#### Source records:

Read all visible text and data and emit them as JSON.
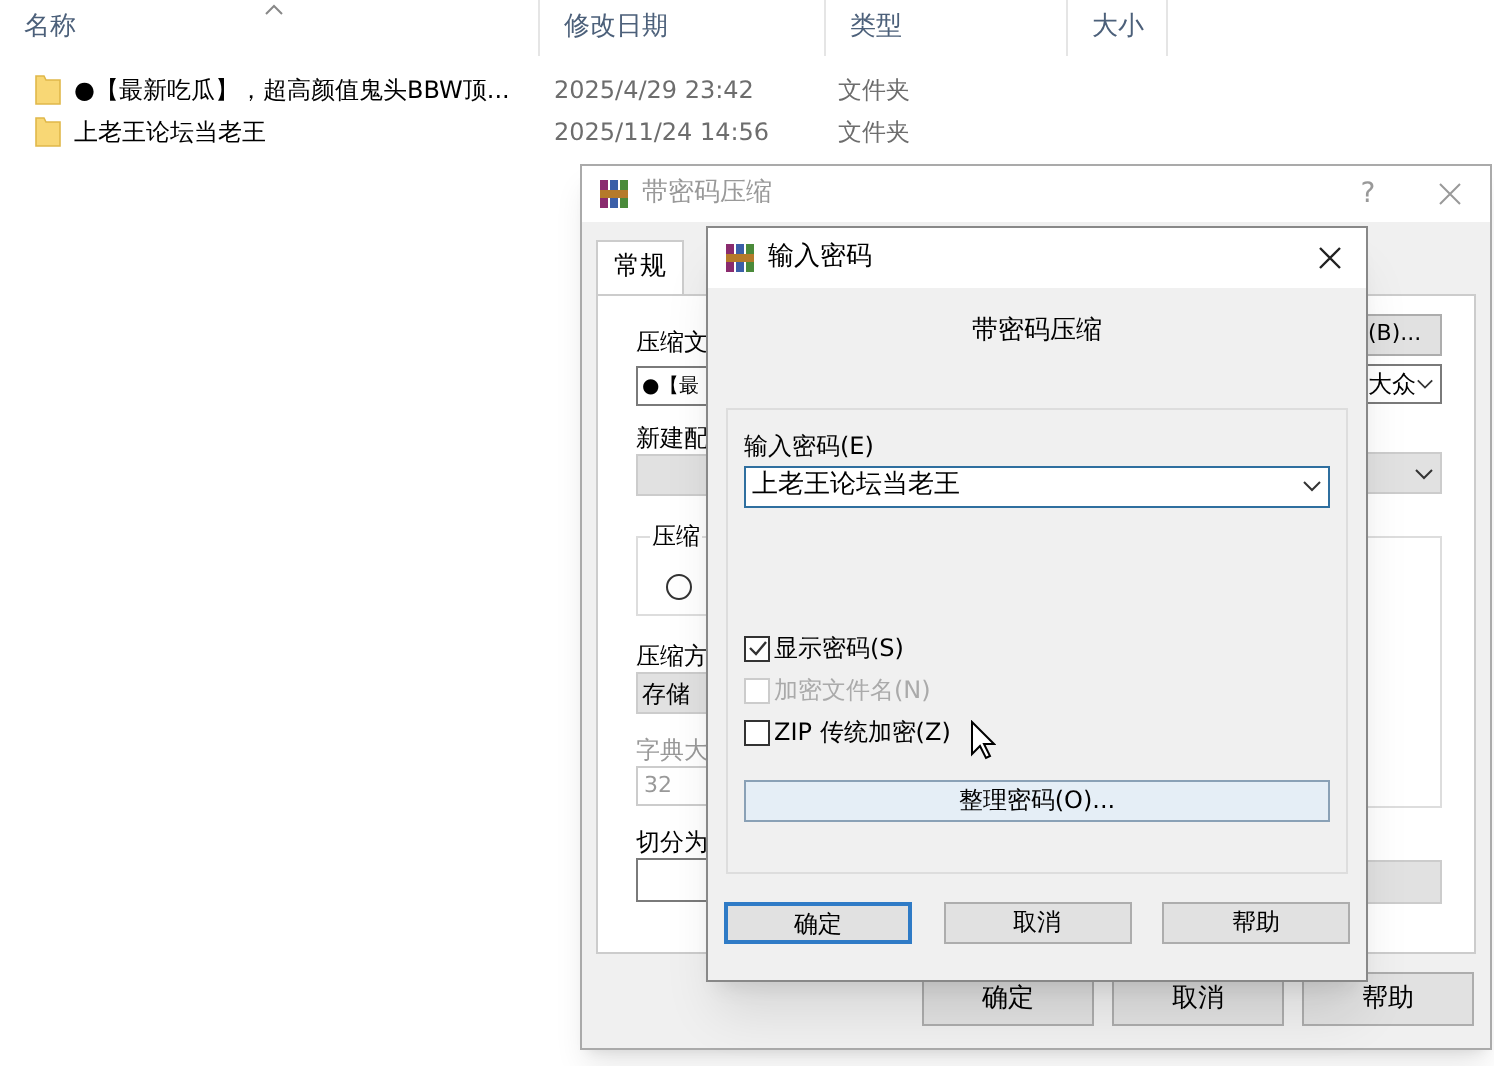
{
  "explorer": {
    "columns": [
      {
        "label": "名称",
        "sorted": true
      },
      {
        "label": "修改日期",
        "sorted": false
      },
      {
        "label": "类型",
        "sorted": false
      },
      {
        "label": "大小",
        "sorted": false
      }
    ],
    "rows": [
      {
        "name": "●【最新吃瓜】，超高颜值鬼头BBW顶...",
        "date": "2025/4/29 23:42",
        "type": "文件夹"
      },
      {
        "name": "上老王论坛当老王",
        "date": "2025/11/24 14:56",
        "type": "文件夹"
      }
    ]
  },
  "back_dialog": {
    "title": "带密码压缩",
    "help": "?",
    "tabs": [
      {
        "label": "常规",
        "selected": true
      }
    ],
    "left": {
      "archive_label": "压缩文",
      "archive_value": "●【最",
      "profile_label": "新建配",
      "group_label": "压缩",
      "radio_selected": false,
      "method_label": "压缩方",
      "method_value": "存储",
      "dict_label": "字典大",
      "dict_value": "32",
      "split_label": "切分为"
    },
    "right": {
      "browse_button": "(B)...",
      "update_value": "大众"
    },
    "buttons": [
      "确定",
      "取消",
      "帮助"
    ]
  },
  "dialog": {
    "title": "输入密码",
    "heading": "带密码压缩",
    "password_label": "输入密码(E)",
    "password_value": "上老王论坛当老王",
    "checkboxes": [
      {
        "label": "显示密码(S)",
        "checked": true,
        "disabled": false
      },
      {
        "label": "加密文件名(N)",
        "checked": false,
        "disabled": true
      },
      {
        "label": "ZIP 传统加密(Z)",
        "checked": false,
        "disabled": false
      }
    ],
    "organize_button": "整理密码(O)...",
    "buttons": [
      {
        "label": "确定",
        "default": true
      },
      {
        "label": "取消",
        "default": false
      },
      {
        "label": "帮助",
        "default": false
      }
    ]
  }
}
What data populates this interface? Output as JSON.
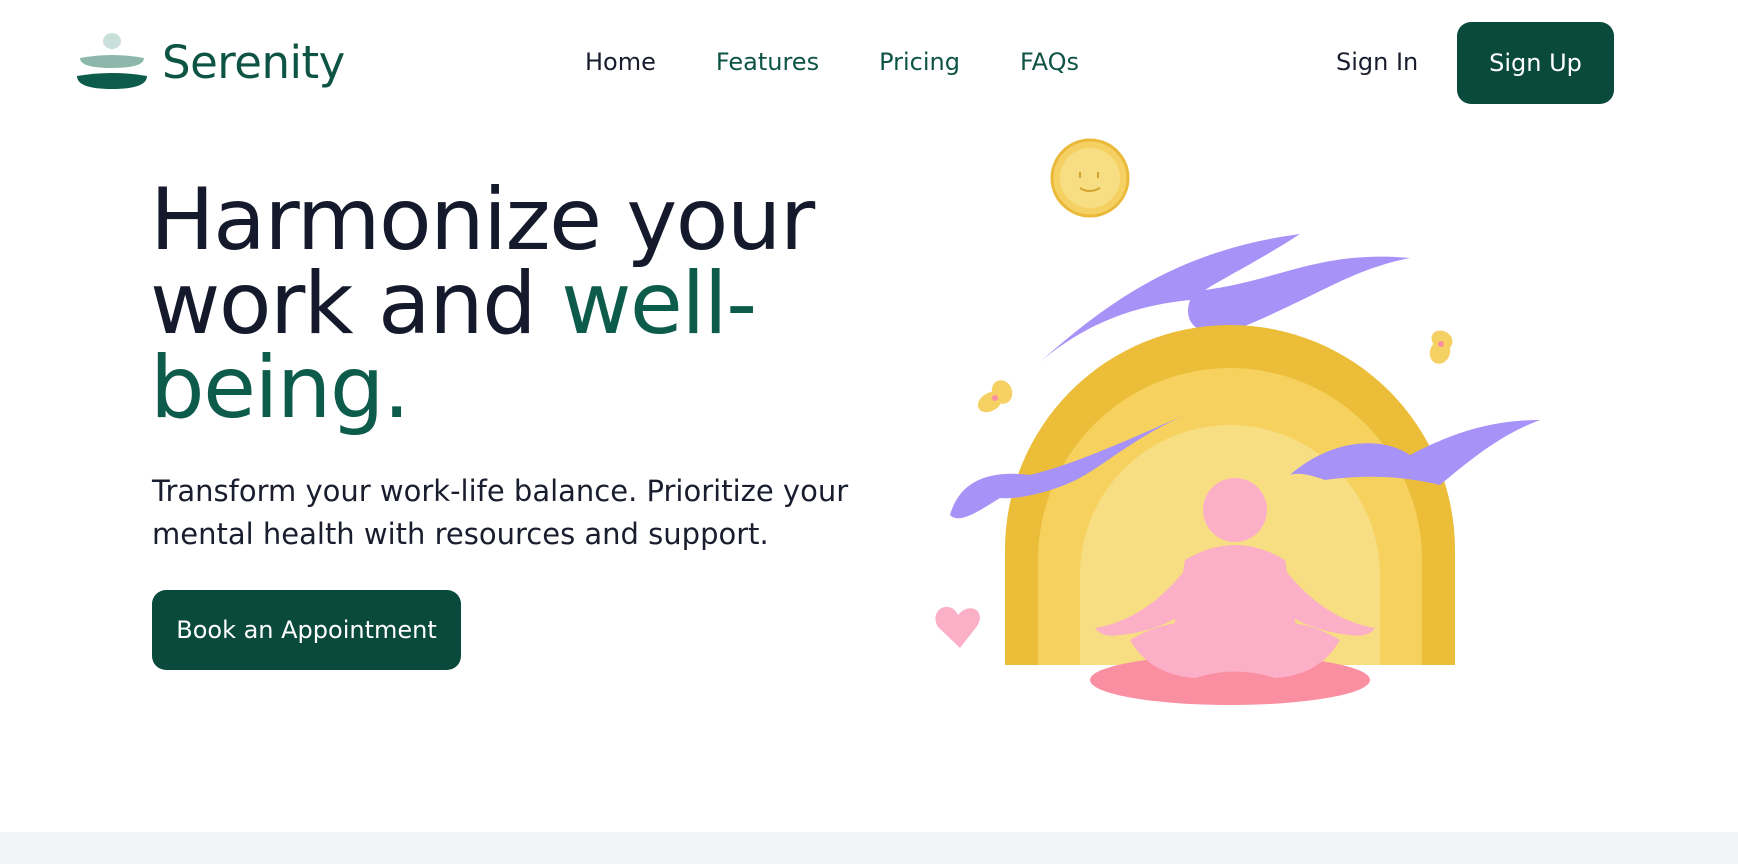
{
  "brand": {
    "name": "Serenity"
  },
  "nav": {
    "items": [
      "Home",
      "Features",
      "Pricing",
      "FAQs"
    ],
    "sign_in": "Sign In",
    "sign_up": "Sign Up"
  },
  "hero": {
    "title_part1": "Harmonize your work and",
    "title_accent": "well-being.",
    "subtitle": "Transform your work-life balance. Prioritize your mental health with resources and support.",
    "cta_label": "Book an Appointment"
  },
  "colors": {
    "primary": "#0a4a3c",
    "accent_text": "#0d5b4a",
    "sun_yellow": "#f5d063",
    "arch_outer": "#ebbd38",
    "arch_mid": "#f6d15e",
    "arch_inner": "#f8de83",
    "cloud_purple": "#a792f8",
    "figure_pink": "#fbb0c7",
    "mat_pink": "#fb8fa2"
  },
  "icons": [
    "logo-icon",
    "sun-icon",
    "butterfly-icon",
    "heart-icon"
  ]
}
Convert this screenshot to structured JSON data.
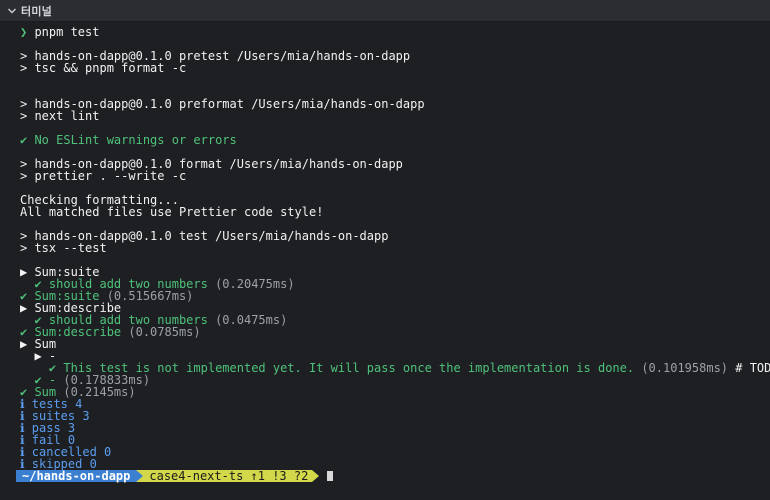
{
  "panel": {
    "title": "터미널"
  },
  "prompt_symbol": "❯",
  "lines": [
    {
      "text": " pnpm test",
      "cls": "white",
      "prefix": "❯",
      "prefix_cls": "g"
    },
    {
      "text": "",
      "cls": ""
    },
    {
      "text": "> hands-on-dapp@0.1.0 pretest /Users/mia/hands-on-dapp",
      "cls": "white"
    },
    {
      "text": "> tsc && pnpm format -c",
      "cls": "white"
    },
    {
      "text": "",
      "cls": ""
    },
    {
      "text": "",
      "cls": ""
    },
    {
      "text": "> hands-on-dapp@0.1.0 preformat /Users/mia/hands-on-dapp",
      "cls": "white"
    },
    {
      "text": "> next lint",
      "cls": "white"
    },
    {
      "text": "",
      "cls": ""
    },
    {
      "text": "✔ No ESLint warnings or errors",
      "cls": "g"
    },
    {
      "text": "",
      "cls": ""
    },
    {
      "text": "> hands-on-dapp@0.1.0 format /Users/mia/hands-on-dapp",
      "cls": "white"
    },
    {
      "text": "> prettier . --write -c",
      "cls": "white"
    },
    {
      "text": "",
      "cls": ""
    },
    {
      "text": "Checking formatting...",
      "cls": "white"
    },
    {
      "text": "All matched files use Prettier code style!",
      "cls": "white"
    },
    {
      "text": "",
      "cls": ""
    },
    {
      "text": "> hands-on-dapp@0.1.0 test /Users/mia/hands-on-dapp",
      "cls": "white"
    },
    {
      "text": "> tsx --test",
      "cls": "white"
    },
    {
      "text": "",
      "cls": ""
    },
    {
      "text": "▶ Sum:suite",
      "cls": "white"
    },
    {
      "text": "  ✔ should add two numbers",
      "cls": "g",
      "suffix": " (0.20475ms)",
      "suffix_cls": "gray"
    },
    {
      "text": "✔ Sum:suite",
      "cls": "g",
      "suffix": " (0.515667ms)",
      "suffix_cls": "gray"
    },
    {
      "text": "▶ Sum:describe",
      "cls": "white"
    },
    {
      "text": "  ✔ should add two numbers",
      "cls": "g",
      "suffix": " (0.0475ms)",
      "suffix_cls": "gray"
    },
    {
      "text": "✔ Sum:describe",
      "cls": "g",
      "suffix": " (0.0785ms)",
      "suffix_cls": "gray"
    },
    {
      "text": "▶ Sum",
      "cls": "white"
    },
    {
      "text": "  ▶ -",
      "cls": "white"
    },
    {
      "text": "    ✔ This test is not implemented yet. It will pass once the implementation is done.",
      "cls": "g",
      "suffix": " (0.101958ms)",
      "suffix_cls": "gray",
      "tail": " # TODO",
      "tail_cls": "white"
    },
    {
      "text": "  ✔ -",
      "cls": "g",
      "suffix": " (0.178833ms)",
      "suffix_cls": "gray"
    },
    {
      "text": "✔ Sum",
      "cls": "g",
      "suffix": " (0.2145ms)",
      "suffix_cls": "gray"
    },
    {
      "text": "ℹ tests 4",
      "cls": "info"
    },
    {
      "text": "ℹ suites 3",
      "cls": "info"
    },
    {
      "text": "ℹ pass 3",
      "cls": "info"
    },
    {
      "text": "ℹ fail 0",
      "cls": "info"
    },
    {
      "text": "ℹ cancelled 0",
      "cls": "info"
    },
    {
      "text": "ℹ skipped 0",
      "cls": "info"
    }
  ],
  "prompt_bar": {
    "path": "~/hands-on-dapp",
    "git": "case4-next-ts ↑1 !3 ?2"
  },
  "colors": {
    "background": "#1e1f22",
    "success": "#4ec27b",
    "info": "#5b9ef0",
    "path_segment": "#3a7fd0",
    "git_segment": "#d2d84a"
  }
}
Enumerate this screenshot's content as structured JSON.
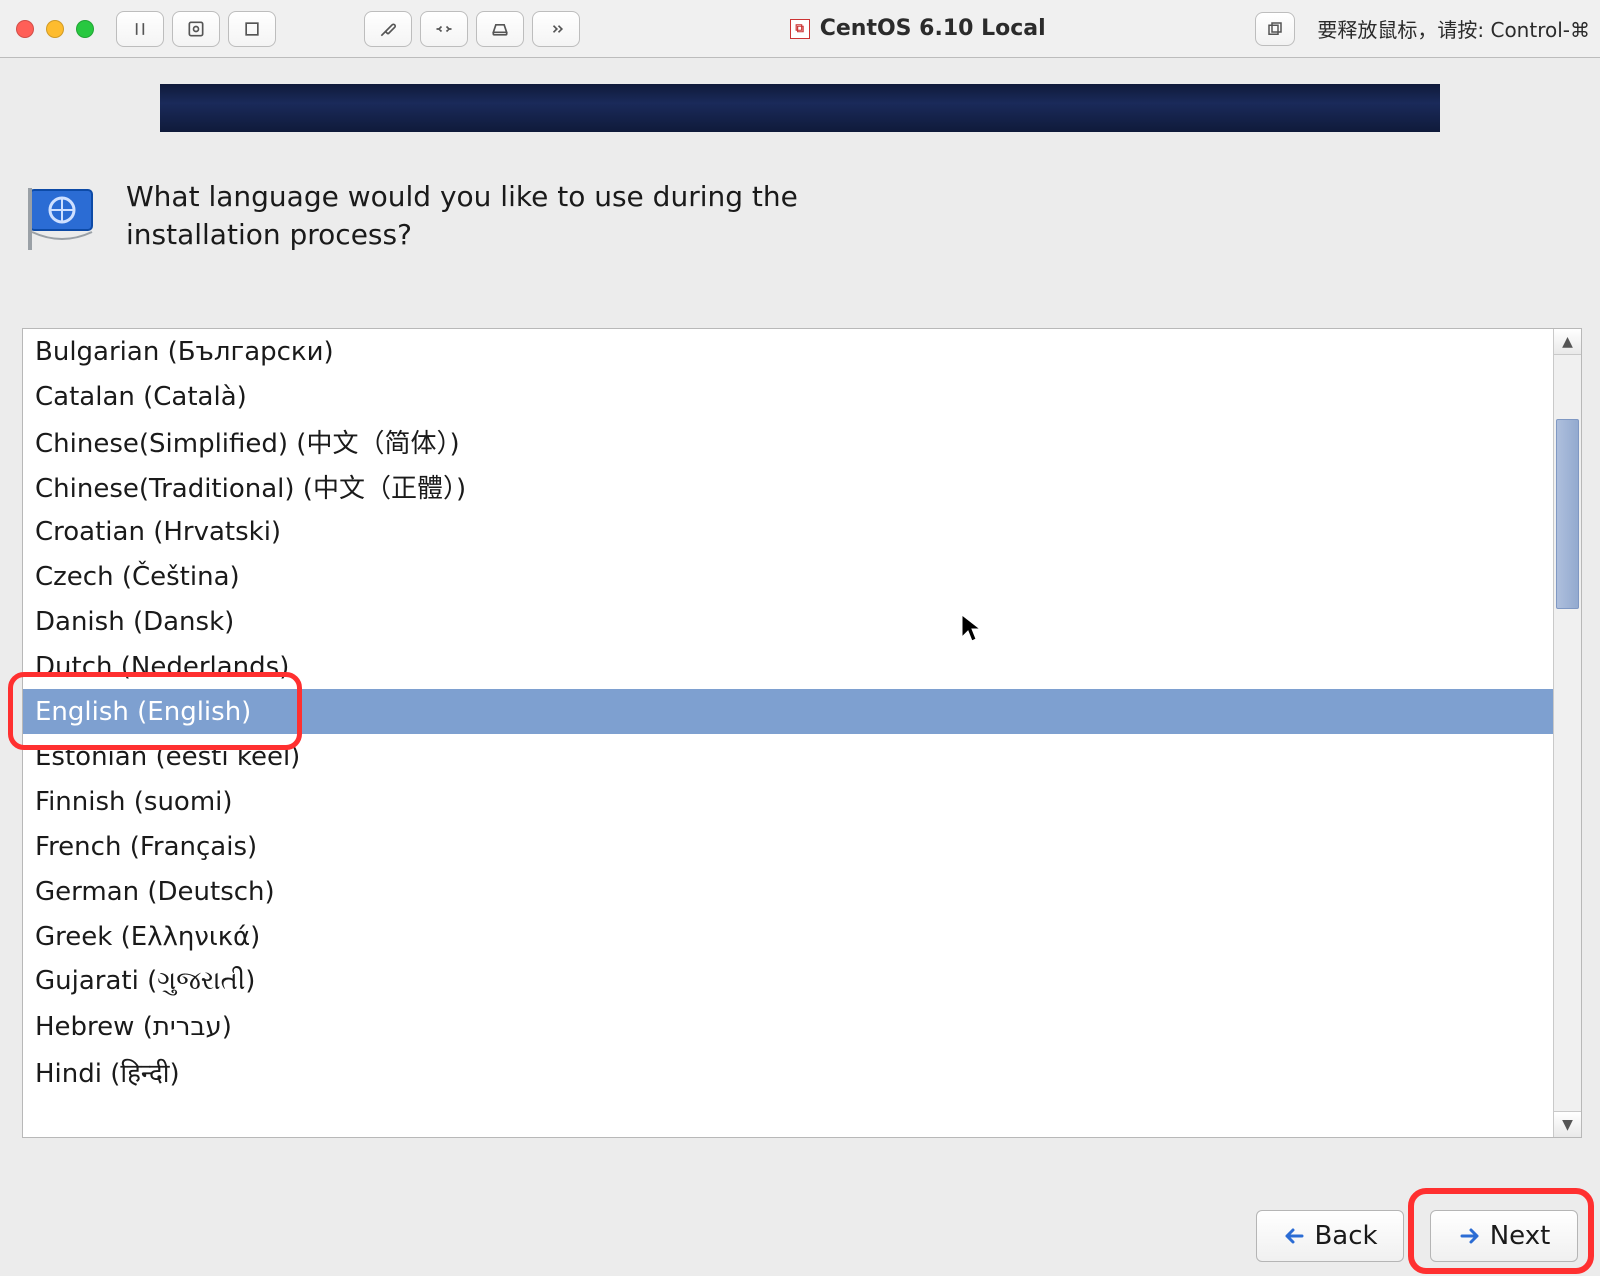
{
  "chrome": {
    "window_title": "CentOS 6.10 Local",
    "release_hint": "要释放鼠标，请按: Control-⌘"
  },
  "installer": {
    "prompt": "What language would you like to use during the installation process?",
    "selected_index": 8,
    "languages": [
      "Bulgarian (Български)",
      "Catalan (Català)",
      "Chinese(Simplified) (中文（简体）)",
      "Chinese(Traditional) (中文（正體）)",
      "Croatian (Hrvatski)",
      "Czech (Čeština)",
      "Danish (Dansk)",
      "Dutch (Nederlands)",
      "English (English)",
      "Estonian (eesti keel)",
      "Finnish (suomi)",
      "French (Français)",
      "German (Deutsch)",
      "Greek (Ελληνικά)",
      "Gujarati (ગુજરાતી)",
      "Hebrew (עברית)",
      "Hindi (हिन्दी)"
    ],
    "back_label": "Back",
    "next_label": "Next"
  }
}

#### Task instructions:
Collect each line containing the string "JSON".

#### Written response:
Read all visible text and data and emit them as JSON.
What data populates this interface? Output as JSON.
Convert this screenshot to structured JSON data.
Enumerate this screenshot's content as structured JSON.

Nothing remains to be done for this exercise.